Required task
State how many lines in the listing below include the word "более", and add nothing besides the number.

Input material
·····

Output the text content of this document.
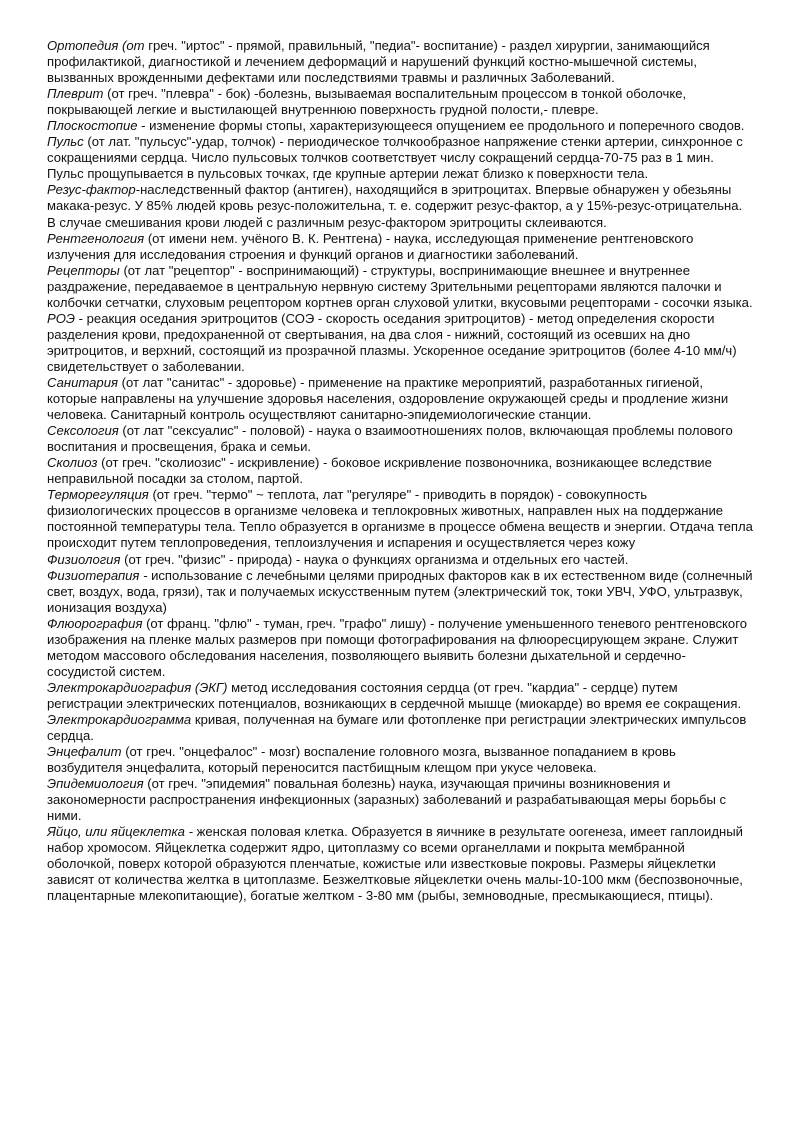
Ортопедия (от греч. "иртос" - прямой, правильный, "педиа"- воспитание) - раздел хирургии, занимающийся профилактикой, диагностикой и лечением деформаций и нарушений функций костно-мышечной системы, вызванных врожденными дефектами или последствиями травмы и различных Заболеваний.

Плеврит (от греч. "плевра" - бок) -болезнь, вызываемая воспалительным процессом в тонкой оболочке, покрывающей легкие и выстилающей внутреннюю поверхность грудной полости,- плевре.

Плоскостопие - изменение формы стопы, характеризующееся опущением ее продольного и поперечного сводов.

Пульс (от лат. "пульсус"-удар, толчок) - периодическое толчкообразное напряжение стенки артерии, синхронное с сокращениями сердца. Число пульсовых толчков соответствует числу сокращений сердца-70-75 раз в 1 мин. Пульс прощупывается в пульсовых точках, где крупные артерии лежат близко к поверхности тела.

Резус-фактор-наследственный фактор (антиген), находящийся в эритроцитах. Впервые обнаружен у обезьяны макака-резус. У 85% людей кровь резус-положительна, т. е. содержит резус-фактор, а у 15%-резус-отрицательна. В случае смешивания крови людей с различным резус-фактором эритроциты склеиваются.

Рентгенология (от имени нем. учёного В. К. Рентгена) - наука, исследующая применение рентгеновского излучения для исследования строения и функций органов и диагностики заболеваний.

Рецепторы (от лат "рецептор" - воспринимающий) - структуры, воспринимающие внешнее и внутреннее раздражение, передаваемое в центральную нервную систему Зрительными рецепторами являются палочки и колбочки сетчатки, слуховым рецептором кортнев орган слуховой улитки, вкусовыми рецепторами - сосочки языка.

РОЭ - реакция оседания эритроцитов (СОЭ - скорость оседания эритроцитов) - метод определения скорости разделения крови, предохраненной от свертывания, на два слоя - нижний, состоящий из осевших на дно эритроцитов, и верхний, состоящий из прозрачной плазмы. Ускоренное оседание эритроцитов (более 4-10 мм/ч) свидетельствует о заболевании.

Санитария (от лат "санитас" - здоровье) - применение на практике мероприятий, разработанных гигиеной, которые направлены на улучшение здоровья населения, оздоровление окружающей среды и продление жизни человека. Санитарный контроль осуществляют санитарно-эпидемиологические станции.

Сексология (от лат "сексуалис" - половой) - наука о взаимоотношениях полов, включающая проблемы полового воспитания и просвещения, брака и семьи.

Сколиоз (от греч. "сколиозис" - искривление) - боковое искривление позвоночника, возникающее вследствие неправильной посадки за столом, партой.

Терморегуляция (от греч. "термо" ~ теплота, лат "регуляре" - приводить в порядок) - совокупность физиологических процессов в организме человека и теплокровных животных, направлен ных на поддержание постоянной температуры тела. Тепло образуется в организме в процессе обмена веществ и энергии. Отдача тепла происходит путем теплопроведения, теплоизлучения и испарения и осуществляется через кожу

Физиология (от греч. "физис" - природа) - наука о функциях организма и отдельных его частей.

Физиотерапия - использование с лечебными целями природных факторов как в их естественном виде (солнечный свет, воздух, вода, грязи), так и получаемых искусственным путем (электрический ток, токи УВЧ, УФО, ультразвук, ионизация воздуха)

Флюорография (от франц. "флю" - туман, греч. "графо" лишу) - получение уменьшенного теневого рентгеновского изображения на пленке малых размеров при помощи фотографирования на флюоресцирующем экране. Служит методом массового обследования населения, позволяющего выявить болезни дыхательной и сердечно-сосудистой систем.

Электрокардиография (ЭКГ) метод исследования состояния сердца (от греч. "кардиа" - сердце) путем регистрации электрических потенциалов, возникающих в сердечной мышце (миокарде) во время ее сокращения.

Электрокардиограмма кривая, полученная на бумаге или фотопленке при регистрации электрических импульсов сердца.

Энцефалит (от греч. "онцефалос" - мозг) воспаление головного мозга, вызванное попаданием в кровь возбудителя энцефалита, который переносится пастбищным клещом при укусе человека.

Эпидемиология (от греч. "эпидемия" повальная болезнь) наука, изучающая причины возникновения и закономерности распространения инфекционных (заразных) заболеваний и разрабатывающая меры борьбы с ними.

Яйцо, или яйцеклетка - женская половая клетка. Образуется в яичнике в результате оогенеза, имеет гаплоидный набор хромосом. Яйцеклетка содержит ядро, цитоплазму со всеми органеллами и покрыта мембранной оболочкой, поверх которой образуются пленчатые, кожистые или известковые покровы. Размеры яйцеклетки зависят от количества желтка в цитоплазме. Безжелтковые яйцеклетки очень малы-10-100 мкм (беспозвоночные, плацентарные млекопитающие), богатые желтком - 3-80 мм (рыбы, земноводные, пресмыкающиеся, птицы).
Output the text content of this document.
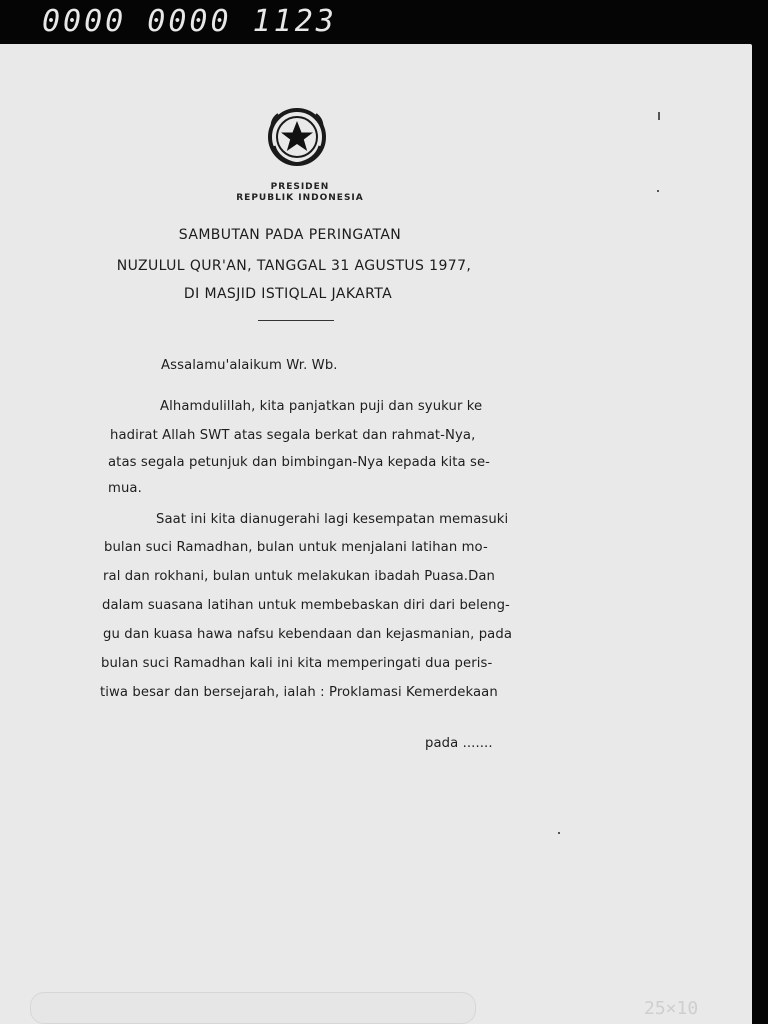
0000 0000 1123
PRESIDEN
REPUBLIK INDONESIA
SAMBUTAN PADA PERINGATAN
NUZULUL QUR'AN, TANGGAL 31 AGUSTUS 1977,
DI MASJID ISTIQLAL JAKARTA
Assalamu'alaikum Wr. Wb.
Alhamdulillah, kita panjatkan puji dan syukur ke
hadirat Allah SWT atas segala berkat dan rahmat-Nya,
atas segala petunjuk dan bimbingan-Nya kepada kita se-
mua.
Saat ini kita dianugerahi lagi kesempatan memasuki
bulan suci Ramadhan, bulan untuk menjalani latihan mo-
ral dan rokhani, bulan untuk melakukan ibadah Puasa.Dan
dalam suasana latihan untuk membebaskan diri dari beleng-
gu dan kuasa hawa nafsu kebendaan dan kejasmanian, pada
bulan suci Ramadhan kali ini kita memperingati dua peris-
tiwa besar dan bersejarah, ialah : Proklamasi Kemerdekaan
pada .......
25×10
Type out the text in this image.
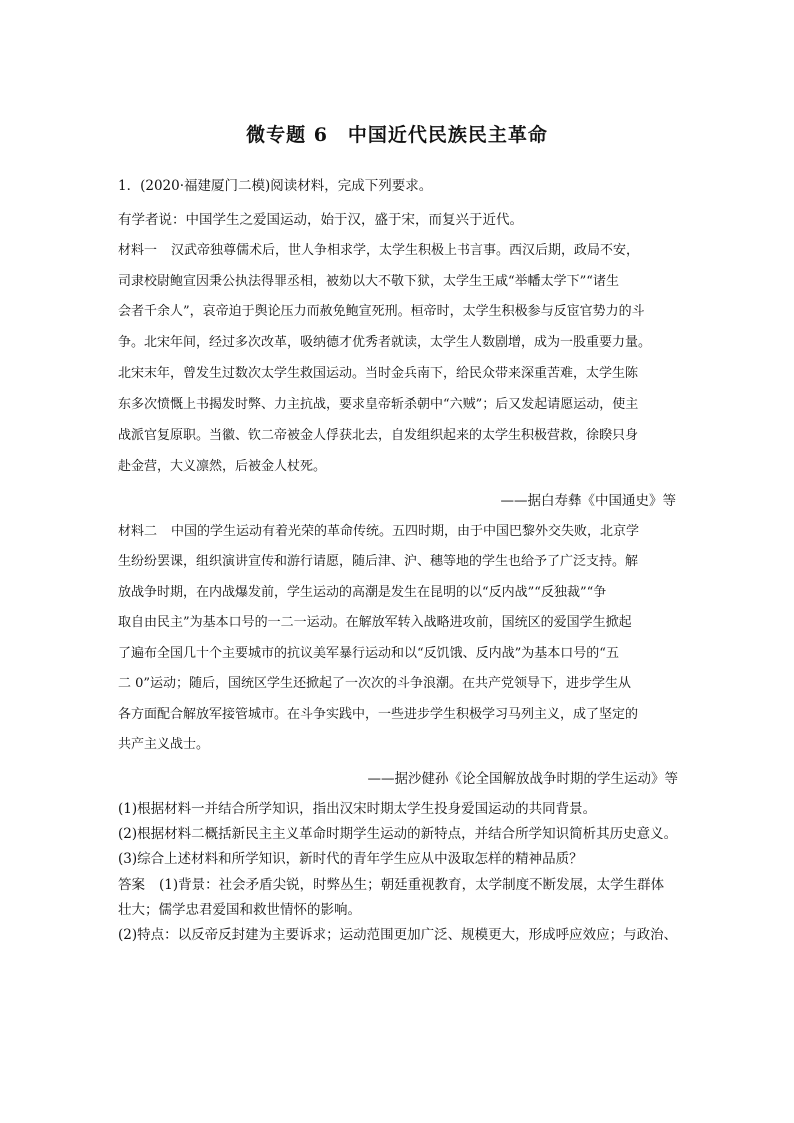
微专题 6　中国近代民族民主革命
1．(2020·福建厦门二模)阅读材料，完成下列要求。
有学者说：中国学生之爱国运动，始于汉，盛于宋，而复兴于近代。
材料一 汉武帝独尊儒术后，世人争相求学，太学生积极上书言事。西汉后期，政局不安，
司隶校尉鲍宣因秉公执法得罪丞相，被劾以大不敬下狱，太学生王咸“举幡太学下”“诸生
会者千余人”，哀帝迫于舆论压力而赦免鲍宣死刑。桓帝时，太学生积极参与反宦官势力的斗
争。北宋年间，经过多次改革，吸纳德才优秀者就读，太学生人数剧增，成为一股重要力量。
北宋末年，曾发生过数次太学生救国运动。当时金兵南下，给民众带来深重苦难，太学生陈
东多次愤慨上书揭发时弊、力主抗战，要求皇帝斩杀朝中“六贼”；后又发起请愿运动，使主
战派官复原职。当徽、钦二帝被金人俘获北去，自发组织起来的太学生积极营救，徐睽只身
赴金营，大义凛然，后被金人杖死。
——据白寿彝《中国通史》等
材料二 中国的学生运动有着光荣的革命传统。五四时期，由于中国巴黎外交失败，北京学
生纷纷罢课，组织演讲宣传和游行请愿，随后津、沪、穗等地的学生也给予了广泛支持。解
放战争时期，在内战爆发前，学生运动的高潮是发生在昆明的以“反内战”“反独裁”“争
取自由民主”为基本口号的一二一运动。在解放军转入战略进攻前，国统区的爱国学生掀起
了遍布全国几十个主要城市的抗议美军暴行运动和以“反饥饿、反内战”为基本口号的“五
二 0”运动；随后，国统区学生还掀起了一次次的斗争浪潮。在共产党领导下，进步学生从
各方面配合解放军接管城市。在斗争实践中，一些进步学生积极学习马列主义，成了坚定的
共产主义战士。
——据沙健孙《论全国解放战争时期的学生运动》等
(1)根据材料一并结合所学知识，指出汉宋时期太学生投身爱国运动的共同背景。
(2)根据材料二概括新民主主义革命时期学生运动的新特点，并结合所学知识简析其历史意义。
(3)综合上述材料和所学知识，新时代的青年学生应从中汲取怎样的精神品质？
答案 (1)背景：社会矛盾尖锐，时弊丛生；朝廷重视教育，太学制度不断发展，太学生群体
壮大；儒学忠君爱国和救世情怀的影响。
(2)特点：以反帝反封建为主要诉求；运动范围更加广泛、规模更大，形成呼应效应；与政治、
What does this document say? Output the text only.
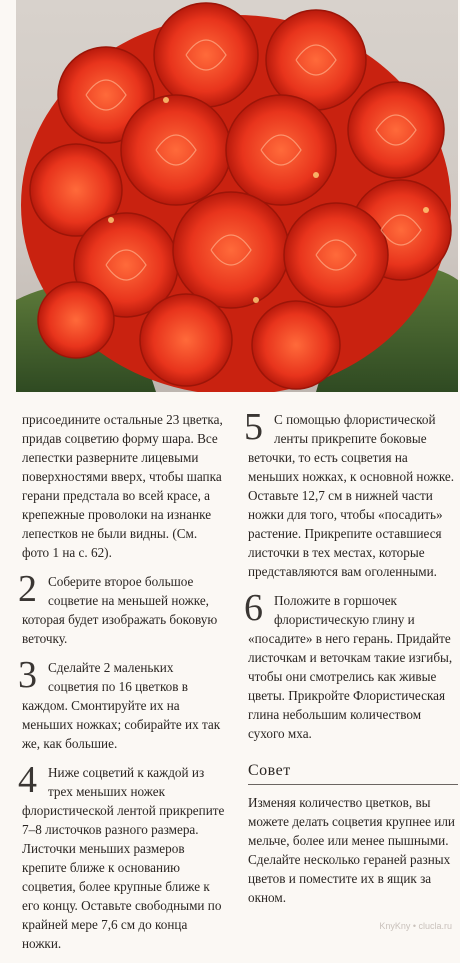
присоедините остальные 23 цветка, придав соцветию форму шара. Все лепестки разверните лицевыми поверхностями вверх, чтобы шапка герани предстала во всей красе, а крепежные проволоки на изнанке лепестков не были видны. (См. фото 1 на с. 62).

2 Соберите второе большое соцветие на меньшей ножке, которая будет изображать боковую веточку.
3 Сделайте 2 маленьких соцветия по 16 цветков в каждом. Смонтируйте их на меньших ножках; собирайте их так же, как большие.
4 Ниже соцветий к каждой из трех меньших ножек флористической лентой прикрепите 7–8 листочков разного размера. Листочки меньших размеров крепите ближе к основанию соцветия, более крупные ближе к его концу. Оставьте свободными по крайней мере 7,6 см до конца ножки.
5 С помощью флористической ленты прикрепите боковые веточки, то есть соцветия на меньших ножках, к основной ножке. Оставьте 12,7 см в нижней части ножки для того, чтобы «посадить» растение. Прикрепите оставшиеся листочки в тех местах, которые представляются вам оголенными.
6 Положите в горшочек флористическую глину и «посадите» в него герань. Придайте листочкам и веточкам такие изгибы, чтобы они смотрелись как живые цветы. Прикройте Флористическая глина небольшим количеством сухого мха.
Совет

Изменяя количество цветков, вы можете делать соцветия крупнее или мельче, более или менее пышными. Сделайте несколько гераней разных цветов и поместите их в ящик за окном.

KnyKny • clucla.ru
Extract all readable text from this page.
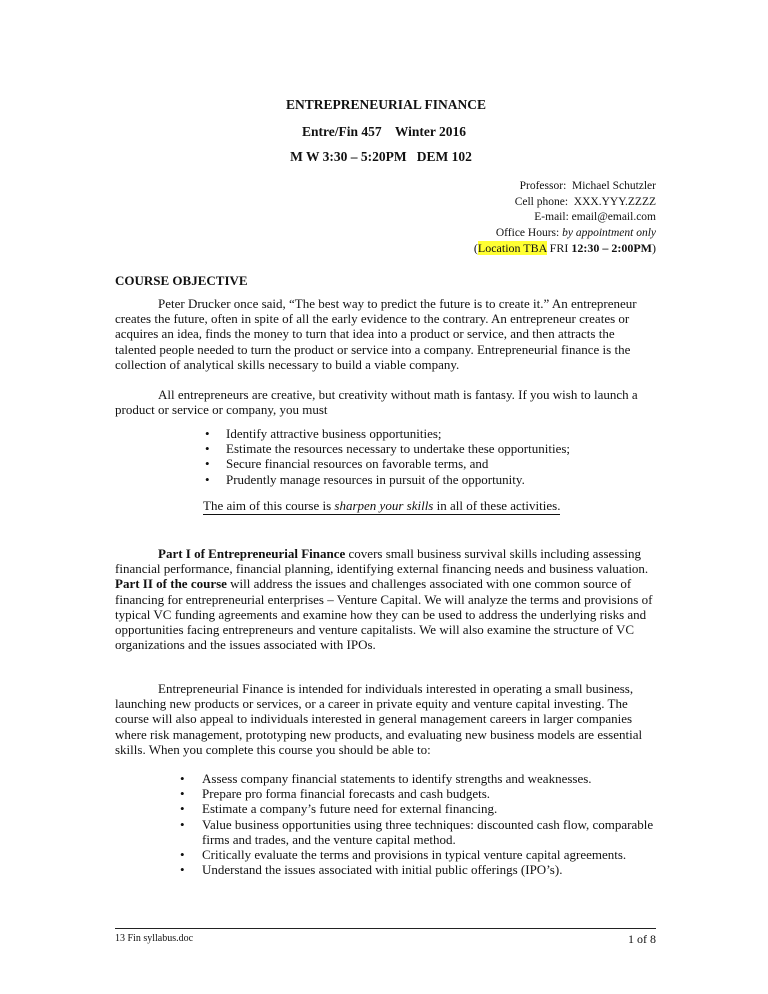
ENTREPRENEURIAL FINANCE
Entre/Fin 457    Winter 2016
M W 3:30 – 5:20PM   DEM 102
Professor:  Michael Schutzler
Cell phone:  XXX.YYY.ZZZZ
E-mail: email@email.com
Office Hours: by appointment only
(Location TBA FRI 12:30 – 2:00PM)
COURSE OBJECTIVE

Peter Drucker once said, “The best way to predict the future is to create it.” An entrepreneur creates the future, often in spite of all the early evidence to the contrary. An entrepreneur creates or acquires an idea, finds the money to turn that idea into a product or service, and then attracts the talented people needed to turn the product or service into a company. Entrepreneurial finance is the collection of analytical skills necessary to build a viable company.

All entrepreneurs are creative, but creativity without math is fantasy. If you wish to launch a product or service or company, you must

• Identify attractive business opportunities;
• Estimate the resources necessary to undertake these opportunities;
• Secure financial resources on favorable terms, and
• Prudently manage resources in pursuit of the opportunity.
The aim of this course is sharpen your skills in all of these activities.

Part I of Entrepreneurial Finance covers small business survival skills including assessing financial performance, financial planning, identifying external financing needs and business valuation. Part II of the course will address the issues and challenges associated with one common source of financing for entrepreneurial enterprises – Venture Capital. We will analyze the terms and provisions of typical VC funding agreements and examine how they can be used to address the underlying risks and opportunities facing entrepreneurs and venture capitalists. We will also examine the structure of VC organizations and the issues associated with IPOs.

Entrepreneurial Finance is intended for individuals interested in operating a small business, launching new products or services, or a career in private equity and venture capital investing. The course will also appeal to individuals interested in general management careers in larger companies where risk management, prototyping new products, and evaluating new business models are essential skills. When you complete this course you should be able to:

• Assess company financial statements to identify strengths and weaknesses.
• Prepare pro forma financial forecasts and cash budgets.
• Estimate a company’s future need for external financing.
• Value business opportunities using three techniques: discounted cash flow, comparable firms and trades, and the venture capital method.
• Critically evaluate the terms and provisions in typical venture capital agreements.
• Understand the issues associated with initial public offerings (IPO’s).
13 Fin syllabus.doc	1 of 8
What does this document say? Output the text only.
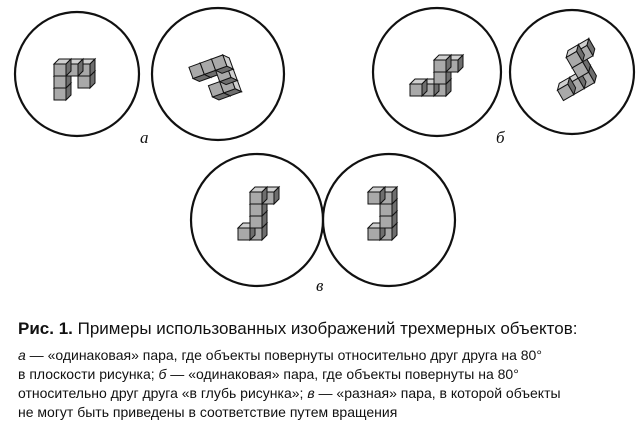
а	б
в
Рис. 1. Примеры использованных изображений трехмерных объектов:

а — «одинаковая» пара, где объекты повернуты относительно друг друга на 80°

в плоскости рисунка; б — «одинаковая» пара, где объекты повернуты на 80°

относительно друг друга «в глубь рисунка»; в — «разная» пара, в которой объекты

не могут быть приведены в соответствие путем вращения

·····

The solution
3